**Direction:**
State how many lines contain "true", and write nothing except that count.

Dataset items
============
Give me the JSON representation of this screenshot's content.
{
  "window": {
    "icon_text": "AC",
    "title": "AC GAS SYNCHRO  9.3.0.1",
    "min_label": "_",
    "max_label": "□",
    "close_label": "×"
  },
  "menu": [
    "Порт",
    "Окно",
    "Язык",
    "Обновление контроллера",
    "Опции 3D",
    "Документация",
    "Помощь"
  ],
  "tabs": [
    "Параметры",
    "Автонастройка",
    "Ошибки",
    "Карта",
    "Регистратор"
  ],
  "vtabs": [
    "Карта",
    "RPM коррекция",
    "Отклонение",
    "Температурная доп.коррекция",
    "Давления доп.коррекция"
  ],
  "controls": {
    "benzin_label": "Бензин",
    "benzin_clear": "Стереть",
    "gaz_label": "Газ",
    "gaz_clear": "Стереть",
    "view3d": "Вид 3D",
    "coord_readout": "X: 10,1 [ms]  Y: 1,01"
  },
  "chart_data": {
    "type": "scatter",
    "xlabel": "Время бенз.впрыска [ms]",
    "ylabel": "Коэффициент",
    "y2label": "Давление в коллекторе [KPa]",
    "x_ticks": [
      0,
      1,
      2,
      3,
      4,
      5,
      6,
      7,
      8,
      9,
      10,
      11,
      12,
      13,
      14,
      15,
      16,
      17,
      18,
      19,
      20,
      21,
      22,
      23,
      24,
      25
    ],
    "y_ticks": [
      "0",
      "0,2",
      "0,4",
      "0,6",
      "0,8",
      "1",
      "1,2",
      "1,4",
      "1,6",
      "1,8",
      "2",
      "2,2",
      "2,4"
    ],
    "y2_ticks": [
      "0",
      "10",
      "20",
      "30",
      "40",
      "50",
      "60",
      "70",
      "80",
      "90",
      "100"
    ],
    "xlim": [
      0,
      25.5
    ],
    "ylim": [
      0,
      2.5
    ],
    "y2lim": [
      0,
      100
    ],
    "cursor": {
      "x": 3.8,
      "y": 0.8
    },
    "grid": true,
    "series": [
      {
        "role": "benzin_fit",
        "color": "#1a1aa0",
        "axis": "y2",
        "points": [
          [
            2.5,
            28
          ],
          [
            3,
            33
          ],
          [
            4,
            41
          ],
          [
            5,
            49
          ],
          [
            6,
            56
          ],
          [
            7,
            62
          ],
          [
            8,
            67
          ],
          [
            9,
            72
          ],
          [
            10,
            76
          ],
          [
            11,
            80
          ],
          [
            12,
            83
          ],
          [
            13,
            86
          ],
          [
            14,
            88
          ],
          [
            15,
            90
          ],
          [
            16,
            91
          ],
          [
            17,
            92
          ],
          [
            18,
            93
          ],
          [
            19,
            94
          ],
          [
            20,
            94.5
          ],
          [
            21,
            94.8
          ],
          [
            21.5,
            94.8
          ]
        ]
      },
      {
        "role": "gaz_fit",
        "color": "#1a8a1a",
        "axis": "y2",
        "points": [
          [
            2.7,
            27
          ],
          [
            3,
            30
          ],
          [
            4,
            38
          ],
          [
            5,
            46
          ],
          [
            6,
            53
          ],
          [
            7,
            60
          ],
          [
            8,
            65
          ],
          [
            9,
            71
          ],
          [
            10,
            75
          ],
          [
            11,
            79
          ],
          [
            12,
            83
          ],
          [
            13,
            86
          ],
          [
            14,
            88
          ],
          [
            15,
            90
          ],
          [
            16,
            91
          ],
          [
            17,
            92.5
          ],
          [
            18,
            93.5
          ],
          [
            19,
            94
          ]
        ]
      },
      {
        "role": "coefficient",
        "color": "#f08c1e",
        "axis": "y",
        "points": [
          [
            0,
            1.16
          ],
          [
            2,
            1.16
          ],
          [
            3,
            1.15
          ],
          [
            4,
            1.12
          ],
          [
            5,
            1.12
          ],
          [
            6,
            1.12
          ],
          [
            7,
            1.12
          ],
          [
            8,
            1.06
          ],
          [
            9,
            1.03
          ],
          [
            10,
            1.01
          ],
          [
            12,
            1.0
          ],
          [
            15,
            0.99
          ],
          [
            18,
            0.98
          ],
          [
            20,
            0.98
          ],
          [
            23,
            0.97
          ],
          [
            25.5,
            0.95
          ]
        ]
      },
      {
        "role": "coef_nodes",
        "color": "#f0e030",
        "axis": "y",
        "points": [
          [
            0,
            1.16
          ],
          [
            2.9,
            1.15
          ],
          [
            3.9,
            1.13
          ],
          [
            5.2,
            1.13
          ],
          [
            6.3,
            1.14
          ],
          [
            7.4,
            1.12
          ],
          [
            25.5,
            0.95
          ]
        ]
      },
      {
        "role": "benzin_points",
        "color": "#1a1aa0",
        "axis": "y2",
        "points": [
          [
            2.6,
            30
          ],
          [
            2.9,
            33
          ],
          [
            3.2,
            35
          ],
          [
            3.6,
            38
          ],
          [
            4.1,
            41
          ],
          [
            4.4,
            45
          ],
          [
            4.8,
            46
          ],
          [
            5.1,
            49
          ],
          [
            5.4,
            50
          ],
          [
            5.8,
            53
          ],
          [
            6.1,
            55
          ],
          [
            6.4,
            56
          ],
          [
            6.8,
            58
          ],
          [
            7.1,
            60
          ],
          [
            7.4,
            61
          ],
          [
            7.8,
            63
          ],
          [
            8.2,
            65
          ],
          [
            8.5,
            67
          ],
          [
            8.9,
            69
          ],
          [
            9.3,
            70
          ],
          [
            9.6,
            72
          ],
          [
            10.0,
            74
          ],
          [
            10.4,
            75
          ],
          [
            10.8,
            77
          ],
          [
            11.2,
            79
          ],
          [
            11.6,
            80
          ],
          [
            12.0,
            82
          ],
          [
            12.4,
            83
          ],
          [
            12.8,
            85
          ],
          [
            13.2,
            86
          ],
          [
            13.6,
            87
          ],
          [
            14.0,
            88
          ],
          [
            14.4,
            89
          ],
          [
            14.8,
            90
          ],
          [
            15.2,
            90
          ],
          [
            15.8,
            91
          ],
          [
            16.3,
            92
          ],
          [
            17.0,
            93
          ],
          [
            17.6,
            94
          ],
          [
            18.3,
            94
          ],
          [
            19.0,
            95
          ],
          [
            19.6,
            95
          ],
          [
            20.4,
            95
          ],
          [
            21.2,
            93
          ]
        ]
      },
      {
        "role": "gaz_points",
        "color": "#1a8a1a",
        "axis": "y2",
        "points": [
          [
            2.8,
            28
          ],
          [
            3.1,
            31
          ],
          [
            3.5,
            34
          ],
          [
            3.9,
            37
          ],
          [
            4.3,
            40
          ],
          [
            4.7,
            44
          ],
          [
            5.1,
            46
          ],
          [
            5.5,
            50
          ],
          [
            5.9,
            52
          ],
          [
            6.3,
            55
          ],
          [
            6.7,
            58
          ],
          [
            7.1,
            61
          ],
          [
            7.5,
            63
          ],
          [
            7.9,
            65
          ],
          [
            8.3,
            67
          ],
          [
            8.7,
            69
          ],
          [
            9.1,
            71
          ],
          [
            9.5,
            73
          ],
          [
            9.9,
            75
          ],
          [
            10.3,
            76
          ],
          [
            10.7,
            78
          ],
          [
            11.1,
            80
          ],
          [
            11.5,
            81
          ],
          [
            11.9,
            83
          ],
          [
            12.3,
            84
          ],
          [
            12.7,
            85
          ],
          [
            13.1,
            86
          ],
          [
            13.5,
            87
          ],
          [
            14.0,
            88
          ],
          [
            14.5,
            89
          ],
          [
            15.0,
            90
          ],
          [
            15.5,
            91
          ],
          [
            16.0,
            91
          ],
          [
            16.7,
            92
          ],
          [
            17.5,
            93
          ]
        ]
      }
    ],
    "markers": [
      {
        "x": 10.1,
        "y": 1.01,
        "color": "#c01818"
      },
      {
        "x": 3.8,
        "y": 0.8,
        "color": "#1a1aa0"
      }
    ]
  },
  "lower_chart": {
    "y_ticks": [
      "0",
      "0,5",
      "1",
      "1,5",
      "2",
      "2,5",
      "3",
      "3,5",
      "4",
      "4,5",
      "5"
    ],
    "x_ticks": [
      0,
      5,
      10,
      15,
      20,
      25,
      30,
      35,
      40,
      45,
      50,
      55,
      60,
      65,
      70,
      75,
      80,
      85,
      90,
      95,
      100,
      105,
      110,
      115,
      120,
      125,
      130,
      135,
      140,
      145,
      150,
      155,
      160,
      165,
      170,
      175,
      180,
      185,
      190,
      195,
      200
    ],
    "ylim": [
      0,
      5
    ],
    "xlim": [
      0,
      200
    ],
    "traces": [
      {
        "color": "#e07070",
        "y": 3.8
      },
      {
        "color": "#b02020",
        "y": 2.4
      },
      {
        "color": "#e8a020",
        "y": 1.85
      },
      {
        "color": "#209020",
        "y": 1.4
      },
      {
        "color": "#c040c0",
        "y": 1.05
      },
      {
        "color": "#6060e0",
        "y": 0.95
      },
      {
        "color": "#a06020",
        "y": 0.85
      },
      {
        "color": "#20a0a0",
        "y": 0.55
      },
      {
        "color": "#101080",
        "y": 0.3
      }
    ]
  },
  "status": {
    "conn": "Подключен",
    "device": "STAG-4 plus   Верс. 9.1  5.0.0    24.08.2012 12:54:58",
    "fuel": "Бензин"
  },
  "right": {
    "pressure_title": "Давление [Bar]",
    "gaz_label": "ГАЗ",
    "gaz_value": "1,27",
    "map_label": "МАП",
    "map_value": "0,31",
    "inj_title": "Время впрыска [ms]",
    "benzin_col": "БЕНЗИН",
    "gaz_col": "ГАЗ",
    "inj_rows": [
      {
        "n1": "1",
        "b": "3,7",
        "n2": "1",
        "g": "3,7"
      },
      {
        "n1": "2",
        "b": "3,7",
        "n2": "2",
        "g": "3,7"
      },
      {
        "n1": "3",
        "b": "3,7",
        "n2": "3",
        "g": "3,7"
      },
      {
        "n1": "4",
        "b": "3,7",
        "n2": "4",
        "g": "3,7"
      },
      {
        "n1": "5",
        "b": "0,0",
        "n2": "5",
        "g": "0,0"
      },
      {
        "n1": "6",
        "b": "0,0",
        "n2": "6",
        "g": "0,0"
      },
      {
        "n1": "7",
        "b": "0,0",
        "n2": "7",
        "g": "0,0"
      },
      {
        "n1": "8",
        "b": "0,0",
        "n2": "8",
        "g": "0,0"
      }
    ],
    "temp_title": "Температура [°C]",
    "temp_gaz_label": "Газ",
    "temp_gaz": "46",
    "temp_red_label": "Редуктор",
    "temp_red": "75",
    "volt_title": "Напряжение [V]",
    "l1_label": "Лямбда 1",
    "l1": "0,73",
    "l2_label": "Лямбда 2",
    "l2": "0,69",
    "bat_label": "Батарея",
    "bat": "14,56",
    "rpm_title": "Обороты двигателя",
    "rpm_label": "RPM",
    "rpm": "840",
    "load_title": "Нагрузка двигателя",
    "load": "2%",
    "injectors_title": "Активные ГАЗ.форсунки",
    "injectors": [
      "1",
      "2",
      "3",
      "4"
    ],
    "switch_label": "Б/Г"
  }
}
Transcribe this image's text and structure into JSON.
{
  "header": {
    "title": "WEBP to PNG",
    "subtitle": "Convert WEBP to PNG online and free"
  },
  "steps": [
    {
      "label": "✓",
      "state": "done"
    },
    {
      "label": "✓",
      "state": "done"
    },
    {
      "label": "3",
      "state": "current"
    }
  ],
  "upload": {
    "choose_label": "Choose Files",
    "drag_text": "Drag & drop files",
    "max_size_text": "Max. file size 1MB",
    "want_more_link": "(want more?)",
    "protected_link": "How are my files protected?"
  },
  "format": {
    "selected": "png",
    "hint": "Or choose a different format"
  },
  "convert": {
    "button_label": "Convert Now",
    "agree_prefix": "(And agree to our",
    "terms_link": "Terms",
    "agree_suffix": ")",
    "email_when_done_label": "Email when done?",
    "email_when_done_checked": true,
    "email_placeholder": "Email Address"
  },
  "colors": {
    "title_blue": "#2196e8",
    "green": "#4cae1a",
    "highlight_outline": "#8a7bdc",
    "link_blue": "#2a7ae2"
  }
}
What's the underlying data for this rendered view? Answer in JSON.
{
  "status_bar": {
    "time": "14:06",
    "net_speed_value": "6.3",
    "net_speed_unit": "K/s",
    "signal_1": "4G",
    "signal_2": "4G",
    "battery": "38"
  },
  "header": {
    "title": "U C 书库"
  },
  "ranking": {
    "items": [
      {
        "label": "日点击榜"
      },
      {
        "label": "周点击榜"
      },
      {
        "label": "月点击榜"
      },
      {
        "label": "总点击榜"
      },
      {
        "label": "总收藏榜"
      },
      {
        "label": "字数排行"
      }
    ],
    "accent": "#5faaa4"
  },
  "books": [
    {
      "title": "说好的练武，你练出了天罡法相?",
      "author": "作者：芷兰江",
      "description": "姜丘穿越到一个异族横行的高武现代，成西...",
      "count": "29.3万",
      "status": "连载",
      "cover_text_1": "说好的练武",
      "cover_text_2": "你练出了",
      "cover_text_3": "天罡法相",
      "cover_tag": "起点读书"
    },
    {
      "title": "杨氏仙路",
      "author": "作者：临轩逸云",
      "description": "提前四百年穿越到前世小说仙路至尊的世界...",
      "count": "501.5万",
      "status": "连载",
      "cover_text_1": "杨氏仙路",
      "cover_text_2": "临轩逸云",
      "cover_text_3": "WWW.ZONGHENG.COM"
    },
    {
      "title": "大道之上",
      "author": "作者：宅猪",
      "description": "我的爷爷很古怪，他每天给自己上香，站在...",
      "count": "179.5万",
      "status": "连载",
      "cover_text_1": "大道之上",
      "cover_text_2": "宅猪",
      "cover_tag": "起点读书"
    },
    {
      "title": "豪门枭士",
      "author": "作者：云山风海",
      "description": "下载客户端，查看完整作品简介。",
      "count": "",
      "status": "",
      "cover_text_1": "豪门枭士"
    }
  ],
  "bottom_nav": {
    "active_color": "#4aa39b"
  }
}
============
**Result below:**
2